**WHAT THE TASK REQUIRES**
From the listing below, extract every line in which the word "marker" appears.

++++++++

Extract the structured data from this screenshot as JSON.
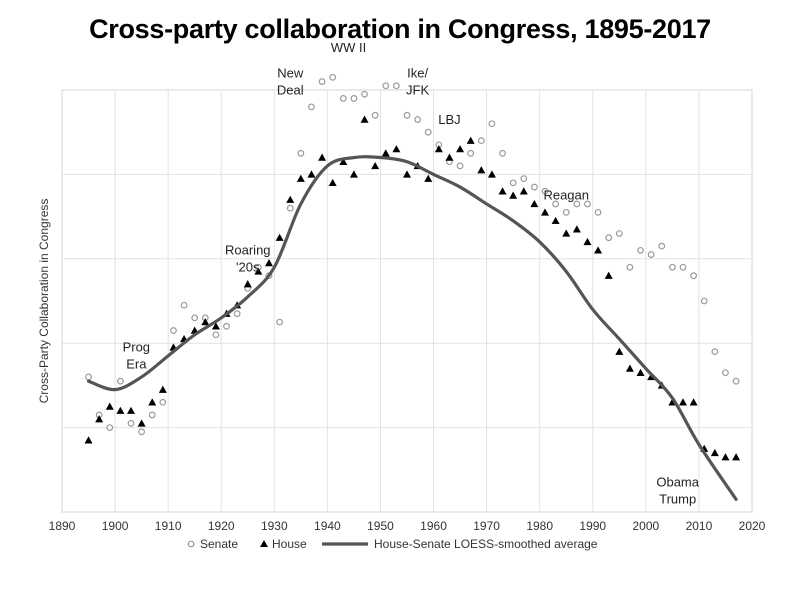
{
  "chart_data": {
    "type": "scatter",
    "title": "Cross-party collaboration in Congress, 1895-2017",
    "xlabel": "",
    "ylabel": "Cross-Party Collaboration in Congress",
    "xlim": [
      1890,
      2020
    ],
    "ylim": [
      0,
      10
    ],
    "x_ticks": [
      1890,
      1900,
      1910,
      1920,
      1930,
      1940,
      1950,
      1960,
      1970,
      1980,
      1990,
      2000,
      2010,
      2020
    ],
    "y_tick_labels_shown": false,
    "grid": true,
    "legend_position": "bottom",
    "series": [
      {
        "name": "Senate",
        "marker": "open-circle",
        "color": "#9a9a9a",
        "points": [
          [
            1895,
            3.2
          ],
          [
            1897,
            2.3
          ],
          [
            1899,
            2.0
          ],
          [
            1901,
            3.1
          ],
          [
            1903,
            2.1
          ],
          [
            1905,
            1.9
          ],
          [
            1907,
            2.3
          ],
          [
            1909,
            2.6
          ],
          [
            1911,
            4.3
          ],
          [
            1913,
            4.9
          ],
          [
            1915,
            4.6
          ],
          [
            1917,
            4.6
          ],
          [
            1919,
            4.2
          ],
          [
            1921,
            4.4
          ],
          [
            1923,
            4.7
          ],
          [
            1925,
            5.3
          ],
          [
            1927,
            5.8
          ],
          [
            1929,
            5.6
          ],
          [
            1931,
            4.5
          ],
          [
            1933,
            7.2
          ],
          [
            1935,
            8.5
          ],
          [
            1937,
            9.6
          ],
          [
            1939,
            10.2
          ],
          [
            1941,
            10.3
          ],
          [
            1943,
            9.8
          ],
          [
            1945,
            9.8
          ],
          [
            1947,
            9.9
          ],
          [
            1949,
            9.4
          ],
          [
            1951,
            10.1
          ],
          [
            1953,
            10.1
          ],
          [
            1955,
            9.4
          ],
          [
            1957,
            9.3
          ],
          [
            1959,
            9.0
          ],
          [
            1961,
            8.7
          ],
          [
            1963,
            8.3
          ],
          [
            1965,
            8.2
          ],
          [
            1967,
            8.5
          ],
          [
            1969,
            8.8
          ],
          [
            1971,
            9.2
          ],
          [
            1973,
            8.5
          ],
          [
            1975,
            7.8
          ],
          [
            1977,
            7.9
          ],
          [
            1979,
            7.7
          ],
          [
            1981,
            7.6
          ],
          [
            1983,
            7.3
          ],
          [
            1985,
            7.1
          ],
          [
            1987,
            7.3
          ],
          [
            1989,
            7.3
          ],
          [
            1991,
            7.1
          ],
          [
            1993,
            6.5
          ],
          [
            1995,
            6.6
          ],
          [
            1997,
            5.8
          ],
          [
            1999,
            6.2
          ],
          [
            2001,
            6.1
          ],
          [
            2003,
            6.3
          ],
          [
            2005,
            5.8
          ],
          [
            2007,
            5.8
          ],
          [
            2009,
            5.6
          ],
          [
            2011,
            5.0
          ],
          [
            2013,
            3.8
          ],
          [
            2015,
            3.3
          ],
          [
            2017,
            3.1
          ]
        ]
      },
      {
        "name": "House",
        "marker": "filled-triangle",
        "color": "#000000",
        "points": [
          [
            1895,
            1.7
          ],
          [
            1897,
            2.2
          ],
          [
            1899,
            2.5
          ],
          [
            1901,
            2.4
          ],
          [
            1903,
            2.4
          ],
          [
            1905,
            2.1
          ],
          [
            1907,
            2.6
          ],
          [
            1909,
            2.9
          ],
          [
            1911,
            3.9
          ],
          [
            1913,
            4.1
          ],
          [
            1915,
            4.3
          ],
          [
            1917,
            4.5
          ],
          [
            1919,
            4.4
          ],
          [
            1921,
            4.7
          ],
          [
            1923,
            4.9
          ],
          [
            1925,
            5.4
          ],
          [
            1927,
            5.7
          ],
          [
            1929,
            5.9
          ],
          [
            1931,
            6.5
          ],
          [
            1933,
            7.4
          ],
          [
            1935,
            7.9
          ],
          [
            1937,
            8.0
          ],
          [
            1939,
            8.4
          ],
          [
            1941,
            7.8
          ],
          [
            1943,
            8.3
          ],
          [
            1945,
            8.0
          ],
          [
            1947,
            9.3
          ],
          [
            1949,
            8.2
          ],
          [
            1951,
            8.5
          ],
          [
            1953,
            8.6
          ],
          [
            1955,
            8.0
          ],
          [
            1957,
            8.2
          ],
          [
            1959,
            7.9
          ],
          [
            1961,
            8.6
          ],
          [
            1963,
            8.4
          ],
          [
            1965,
            8.6
          ],
          [
            1967,
            8.8
          ],
          [
            1969,
            8.1
          ],
          [
            1971,
            8.0
          ],
          [
            1973,
            7.6
          ],
          [
            1975,
            7.5
          ],
          [
            1977,
            7.6
          ],
          [
            1979,
            7.3
          ],
          [
            1981,
            7.1
          ],
          [
            1983,
            6.9
          ],
          [
            1985,
            6.6
          ],
          [
            1987,
            6.7
          ],
          [
            1989,
            6.4
          ],
          [
            1991,
            6.2
          ],
          [
            1993,
            5.6
          ],
          [
            1995,
            3.8
          ],
          [
            1997,
            3.4
          ],
          [
            1999,
            3.3
          ],
          [
            2001,
            3.2
          ],
          [
            2003,
            3.0
          ],
          [
            2005,
            2.6
          ],
          [
            2007,
            2.6
          ],
          [
            2009,
            2.6
          ],
          [
            2011,
            1.5
          ],
          [
            2013,
            1.4
          ],
          [
            2015,
            1.3
          ],
          [
            2017,
            1.3
          ]
        ]
      },
      {
        "name": "House-Senate LOESS-smoothed average",
        "marker": "line",
        "color": "#555555",
        "points": [
          [
            1895,
            3.1
          ],
          [
            1900,
            2.9
          ],
          [
            1905,
            3.2
          ],
          [
            1910,
            3.7
          ],
          [
            1915,
            4.2
          ],
          [
            1920,
            4.6
          ],
          [
            1925,
            5.1
          ],
          [
            1930,
            5.8
          ],
          [
            1935,
            7.3
          ],
          [
            1940,
            8.2
          ],
          [
            1945,
            8.4
          ],
          [
            1950,
            8.4
          ],
          [
            1955,
            8.3
          ],
          [
            1960,
            8.0
          ],
          [
            1965,
            7.7
          ],
          [
            1970,
            7.3
          ],
          [
            1975,
            6.9
          ],
          [
            1980,
            6.4
          ],
          [
            1985,
            5.7
          ],
          [
            1990,
            4.8
          ],
          [
            1995,
            4.1
          ],
          [
            2000,
            3.4
          ],
          [
            2005,
            2.7
          ],
          [
            2010,
            1.6
          ],
          [
            2017,
            0.3
          ]
        ]
      }
    ],
    "annotations": [
      {
        "lines": [
          "Prog",
          "Era"
        ],
        "x": 1904,
        "y": 3.8
      },
      {
        "lines": [
          "Roaring",
          "'20s"
        ],
        "x": 1925,
        "y": 6.1
      },
      {
        "lines": [
          "New",
          "Deal"
        ],
        "x": 1933,
        "y": 10.3
      },
      {
        "lines": [
          "WW II"
        ],
        "x": 1944,
        "y": 10.9
      },
      {
        "lines": [
          "Ike/",
          "JFK"
        ],
        "x": 1957,
        "y": 10.3
      },
      {
        "lines": [
          "LBJ"
        ],
        "x": 1963,
        "y": 9.2
      },
      {
        "lines": [
          "Reagan"
        ],
        "x": 1985,
        "y": 7.4
      },
      {
        "lines": [
          "Obama",
          "Trump"
        ],
        "x": 2006,
        "y": 0.6
      }
    ]
  }
}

++++++++

**WRITTEN ANSWER**
        "marker": "open-circle",
        "marker": "filled-triangle",
        "marker": "line",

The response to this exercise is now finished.